OBJECTIVE >> Find the string "value" in the records. Copy every line it appears in.

EXERCISE MATERIALS >>
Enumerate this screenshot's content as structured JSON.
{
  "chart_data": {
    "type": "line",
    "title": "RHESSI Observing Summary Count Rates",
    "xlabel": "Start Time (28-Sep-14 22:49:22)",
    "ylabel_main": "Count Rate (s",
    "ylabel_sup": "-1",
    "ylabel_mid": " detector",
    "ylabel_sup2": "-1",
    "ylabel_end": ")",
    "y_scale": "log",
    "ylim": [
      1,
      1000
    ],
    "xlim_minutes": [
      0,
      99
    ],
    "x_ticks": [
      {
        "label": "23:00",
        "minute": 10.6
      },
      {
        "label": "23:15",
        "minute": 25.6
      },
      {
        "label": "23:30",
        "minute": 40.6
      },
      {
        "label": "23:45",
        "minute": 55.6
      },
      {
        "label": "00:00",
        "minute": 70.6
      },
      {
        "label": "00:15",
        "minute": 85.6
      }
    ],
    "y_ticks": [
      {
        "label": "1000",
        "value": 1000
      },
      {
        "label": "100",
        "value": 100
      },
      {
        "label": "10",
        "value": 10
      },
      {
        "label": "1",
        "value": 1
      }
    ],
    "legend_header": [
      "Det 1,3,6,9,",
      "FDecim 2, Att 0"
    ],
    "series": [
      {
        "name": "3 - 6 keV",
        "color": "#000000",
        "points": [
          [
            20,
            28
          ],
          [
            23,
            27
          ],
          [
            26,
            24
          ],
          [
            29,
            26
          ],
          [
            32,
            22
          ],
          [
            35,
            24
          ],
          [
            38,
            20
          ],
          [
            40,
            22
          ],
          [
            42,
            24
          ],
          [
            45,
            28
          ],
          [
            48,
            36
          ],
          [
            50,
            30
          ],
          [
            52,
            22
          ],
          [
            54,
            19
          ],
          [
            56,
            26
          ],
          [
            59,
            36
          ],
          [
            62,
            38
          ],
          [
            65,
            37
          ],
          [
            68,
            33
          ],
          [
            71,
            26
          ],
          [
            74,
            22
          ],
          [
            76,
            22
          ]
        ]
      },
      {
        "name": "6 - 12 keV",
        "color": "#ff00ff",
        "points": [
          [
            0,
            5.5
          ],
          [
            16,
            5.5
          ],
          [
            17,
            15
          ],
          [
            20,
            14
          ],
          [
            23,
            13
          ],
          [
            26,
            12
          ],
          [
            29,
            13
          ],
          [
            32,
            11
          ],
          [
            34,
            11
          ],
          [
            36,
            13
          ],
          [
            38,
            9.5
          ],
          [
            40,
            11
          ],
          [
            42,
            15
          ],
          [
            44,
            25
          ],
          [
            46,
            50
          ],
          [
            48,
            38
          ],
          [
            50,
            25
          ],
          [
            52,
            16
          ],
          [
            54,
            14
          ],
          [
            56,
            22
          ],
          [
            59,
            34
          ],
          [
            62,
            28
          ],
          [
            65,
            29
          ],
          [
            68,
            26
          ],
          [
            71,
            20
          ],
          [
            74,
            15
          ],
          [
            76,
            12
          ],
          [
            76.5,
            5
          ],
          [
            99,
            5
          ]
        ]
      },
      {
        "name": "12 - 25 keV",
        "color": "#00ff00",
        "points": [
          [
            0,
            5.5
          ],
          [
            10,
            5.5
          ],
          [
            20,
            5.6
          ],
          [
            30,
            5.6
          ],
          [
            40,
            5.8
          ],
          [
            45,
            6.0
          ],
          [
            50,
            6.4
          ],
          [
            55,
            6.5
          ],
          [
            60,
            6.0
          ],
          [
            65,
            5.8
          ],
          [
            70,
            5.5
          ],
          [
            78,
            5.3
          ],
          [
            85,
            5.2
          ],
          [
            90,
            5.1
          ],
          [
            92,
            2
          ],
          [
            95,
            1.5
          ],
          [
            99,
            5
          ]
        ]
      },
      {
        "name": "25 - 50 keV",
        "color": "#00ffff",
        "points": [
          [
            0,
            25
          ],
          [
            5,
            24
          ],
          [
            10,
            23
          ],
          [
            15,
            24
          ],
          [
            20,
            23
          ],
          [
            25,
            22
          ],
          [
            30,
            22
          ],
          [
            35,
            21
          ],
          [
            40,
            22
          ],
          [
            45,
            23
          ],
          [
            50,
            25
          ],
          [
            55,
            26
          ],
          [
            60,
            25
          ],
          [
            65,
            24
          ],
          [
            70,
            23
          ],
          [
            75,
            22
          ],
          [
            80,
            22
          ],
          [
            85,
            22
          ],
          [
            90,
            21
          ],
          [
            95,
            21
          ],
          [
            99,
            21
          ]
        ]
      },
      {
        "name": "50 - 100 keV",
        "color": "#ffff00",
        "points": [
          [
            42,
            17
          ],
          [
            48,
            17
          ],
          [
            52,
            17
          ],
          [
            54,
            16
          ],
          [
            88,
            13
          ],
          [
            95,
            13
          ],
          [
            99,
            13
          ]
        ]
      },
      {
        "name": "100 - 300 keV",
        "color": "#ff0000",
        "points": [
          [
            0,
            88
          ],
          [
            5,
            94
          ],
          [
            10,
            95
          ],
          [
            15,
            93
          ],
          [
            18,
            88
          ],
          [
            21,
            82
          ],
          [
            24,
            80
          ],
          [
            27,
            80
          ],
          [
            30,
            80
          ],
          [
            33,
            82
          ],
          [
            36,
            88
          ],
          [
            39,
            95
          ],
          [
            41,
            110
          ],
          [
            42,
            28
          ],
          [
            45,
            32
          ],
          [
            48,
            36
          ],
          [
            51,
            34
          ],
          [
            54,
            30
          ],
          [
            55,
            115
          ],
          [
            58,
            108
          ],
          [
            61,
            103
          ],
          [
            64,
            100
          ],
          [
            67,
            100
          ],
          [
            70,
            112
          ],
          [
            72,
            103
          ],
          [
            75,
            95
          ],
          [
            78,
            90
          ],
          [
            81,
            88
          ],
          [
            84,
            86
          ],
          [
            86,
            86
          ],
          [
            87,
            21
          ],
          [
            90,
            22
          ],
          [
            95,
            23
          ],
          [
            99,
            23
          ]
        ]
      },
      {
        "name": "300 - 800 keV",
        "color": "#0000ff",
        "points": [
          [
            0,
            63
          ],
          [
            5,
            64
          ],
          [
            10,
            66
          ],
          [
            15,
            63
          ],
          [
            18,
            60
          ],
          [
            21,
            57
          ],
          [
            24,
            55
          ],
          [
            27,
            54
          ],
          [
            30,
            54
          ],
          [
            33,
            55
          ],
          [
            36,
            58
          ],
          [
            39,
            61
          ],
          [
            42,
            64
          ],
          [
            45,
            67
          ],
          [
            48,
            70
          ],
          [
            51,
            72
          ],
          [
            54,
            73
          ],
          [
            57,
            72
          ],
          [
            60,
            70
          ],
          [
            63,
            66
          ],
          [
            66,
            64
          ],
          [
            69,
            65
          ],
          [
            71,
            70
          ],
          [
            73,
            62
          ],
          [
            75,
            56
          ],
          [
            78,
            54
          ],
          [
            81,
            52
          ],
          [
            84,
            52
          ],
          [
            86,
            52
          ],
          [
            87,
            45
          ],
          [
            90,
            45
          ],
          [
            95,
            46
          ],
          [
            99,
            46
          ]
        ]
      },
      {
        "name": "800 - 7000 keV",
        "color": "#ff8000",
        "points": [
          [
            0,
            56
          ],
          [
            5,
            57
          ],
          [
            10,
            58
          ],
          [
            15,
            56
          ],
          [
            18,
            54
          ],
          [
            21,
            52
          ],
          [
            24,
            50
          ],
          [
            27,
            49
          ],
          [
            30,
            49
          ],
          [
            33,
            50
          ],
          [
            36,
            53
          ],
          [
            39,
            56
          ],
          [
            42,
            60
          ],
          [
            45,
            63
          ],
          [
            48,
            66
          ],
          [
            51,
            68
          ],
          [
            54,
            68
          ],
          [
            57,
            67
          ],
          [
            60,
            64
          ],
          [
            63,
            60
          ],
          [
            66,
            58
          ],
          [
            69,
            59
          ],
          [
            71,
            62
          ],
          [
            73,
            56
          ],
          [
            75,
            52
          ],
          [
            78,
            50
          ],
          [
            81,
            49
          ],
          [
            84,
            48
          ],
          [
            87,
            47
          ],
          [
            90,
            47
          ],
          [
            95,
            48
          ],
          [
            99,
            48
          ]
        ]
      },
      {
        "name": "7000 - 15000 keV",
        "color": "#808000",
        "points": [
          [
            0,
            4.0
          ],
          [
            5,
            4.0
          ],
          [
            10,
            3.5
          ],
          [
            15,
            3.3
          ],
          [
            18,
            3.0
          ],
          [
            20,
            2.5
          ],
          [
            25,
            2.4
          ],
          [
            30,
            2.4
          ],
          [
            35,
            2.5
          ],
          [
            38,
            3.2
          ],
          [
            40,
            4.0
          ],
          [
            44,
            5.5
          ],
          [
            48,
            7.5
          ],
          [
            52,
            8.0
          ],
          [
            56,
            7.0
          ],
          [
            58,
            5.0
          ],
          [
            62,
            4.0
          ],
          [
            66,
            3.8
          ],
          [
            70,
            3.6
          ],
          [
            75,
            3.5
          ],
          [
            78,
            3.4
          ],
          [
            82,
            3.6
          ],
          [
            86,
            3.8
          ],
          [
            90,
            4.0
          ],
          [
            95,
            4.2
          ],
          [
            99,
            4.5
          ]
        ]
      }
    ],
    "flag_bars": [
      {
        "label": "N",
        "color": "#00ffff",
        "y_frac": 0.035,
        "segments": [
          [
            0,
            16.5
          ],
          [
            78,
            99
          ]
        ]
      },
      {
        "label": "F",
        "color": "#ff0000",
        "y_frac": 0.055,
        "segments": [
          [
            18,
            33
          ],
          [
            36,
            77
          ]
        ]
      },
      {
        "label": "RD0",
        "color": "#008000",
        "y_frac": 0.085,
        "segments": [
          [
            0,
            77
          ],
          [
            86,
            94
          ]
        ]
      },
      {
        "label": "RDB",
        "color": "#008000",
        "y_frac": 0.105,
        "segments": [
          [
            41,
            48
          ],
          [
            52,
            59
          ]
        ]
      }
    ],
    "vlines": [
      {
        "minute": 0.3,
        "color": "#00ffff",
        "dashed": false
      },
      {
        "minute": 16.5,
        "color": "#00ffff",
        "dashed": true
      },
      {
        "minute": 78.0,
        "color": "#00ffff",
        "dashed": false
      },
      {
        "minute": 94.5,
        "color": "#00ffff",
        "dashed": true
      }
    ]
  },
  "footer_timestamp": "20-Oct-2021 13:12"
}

EXERCISE RESULT >>
        "value": 1000
        "value": 100
        "value": 10
        "value": 1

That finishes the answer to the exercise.